Data to use:

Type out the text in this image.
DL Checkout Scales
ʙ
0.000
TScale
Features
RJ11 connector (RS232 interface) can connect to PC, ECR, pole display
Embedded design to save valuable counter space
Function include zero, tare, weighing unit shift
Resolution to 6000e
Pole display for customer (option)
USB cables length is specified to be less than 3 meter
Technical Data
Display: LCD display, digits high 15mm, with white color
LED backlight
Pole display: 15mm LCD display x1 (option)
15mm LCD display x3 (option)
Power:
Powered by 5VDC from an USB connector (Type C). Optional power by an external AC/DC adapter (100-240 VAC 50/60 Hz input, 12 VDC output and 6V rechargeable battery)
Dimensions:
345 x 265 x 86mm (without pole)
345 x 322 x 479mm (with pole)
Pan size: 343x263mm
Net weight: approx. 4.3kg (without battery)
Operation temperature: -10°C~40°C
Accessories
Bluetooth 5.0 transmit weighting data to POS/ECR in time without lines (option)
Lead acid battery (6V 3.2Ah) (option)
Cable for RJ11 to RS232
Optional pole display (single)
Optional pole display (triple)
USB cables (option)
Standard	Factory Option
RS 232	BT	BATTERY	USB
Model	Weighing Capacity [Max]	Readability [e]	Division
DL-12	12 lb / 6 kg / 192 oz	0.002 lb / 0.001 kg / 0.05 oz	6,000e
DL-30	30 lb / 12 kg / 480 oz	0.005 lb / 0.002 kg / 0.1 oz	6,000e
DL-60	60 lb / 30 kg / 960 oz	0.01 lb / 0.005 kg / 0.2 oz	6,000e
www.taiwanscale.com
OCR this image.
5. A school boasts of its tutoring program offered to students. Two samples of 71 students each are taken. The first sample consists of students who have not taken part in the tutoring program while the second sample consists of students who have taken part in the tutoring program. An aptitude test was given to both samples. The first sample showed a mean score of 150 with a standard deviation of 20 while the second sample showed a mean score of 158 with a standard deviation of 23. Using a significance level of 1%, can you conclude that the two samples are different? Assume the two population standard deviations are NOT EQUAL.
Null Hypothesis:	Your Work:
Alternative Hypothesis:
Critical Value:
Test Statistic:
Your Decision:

--

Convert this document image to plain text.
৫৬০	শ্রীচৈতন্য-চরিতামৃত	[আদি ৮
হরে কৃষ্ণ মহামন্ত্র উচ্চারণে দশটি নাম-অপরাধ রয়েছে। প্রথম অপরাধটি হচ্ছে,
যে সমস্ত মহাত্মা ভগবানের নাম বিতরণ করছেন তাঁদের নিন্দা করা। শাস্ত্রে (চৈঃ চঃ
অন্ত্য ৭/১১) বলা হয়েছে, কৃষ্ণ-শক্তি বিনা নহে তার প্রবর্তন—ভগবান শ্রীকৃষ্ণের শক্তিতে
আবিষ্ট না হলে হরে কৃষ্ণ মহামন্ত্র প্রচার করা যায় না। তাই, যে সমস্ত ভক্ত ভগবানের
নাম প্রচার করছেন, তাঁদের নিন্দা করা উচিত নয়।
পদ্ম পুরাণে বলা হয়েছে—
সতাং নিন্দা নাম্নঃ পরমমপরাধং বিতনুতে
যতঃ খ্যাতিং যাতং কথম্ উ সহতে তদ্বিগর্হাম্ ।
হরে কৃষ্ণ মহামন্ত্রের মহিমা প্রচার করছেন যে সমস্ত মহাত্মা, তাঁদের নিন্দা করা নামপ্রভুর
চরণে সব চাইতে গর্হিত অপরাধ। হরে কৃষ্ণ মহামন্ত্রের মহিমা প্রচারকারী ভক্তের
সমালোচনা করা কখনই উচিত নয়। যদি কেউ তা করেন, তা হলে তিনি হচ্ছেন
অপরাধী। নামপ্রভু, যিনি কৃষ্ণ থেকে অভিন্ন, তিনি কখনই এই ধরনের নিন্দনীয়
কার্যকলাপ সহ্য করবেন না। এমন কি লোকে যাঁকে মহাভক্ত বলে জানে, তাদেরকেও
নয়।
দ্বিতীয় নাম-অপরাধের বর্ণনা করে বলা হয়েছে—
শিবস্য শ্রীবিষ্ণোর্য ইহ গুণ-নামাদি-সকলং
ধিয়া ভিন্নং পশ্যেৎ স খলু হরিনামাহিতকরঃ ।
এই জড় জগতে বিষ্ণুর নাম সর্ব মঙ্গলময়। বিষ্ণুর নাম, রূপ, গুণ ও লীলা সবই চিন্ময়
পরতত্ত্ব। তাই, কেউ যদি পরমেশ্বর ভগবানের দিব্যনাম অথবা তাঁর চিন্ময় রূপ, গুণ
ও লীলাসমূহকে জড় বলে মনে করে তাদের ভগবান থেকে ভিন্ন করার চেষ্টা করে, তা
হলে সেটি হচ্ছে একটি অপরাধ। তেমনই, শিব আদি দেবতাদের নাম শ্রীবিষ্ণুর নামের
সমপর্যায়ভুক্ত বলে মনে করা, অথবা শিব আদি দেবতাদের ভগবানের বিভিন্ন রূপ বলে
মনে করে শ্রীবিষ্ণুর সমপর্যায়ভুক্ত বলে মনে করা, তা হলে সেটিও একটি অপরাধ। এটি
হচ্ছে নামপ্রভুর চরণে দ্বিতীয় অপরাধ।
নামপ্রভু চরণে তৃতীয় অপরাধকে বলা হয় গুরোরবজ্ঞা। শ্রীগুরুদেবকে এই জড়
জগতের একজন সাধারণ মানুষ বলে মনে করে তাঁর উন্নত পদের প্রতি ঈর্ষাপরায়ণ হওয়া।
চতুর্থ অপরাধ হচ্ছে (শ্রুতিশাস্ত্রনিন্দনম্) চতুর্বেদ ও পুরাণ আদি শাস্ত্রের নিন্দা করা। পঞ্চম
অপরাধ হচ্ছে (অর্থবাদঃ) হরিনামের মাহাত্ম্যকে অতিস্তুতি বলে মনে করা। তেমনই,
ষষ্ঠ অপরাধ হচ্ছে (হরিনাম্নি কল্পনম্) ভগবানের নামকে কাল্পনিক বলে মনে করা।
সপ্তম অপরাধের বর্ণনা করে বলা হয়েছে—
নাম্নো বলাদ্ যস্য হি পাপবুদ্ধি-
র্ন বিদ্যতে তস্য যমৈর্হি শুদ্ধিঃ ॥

What the exercise asks: Each line containing the word "text" counts once; say how many such lines there are, giving only the number.

Solution below: 2